== WHAT YOU NEED TO DO ==
Look through the records below, and copy out every line that holds the string "description".
──────────
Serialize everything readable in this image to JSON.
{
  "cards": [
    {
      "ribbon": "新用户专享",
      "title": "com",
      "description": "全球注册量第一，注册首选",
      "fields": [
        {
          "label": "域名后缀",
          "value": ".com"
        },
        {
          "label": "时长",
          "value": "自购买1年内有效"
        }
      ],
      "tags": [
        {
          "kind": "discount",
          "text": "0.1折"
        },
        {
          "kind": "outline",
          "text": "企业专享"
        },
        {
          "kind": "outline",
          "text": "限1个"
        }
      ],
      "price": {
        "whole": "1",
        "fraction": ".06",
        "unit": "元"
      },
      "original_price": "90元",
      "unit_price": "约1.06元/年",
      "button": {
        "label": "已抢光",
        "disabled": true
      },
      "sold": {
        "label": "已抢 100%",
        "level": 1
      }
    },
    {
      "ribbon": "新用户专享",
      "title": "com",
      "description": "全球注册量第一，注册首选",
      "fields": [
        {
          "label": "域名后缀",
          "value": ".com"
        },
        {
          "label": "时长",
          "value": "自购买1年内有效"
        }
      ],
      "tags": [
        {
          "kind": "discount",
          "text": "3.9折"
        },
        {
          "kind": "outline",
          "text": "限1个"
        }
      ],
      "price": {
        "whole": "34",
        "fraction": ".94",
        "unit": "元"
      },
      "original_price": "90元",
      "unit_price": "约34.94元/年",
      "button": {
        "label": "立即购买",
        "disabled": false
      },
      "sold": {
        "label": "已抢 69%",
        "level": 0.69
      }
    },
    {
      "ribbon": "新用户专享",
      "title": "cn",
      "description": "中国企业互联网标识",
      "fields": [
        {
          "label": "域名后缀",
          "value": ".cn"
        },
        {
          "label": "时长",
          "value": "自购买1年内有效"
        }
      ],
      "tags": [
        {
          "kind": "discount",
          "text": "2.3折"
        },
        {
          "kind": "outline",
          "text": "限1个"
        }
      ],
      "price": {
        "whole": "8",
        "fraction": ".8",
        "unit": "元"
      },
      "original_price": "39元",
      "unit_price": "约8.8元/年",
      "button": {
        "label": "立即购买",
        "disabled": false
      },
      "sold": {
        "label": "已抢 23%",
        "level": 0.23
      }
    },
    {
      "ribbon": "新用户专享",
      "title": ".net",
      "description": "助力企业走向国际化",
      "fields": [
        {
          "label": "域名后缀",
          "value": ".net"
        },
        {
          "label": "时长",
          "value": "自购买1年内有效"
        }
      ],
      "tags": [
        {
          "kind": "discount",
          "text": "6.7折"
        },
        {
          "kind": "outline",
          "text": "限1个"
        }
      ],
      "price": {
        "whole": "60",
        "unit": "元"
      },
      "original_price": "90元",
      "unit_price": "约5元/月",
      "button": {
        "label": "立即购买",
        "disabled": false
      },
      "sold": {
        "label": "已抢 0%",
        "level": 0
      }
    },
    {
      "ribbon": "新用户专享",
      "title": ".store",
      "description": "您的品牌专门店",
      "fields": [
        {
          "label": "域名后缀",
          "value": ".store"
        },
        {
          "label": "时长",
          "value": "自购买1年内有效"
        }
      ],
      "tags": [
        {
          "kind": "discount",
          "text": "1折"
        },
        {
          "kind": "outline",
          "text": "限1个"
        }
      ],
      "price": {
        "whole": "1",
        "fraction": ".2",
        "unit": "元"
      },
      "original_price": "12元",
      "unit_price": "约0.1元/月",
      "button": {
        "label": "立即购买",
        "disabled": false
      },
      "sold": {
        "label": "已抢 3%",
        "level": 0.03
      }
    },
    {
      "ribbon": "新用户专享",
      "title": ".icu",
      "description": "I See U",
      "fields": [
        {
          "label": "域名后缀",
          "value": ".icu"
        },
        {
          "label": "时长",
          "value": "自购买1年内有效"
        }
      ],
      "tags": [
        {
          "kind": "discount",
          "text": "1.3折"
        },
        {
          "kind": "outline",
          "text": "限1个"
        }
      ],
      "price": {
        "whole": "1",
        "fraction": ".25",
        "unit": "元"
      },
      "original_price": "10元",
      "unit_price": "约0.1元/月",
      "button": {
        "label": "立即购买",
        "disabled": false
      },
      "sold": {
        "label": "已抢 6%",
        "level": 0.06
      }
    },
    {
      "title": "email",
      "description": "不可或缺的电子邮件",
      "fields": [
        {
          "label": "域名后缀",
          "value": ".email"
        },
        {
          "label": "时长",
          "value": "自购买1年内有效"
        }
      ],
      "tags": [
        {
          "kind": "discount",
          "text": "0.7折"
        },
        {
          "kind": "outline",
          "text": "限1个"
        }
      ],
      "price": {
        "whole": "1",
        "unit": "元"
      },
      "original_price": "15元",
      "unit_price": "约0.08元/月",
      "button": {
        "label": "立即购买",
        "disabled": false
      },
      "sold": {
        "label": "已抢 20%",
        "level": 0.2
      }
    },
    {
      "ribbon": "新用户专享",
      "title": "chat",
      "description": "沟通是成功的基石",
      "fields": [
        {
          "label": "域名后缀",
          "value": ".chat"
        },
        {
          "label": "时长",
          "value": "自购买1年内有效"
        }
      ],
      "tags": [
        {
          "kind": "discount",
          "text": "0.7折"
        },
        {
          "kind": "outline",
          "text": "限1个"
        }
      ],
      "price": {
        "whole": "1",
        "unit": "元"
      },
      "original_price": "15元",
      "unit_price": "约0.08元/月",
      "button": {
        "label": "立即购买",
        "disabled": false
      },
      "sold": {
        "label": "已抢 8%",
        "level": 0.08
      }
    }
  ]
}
──────────
== THE OUTPUT ==
      "description": "全球注册量第一，注册首选",
      "description": "全球注册量第一，注册首选",
      "description": "中国企业互联网标识",
      "description": "助力企业走向国际化",
      "description": "您的品牌专门店",
      "description": "I See U",
      "description": "不可或缺的电子邮件",
      "description": "沟通是成功的基石",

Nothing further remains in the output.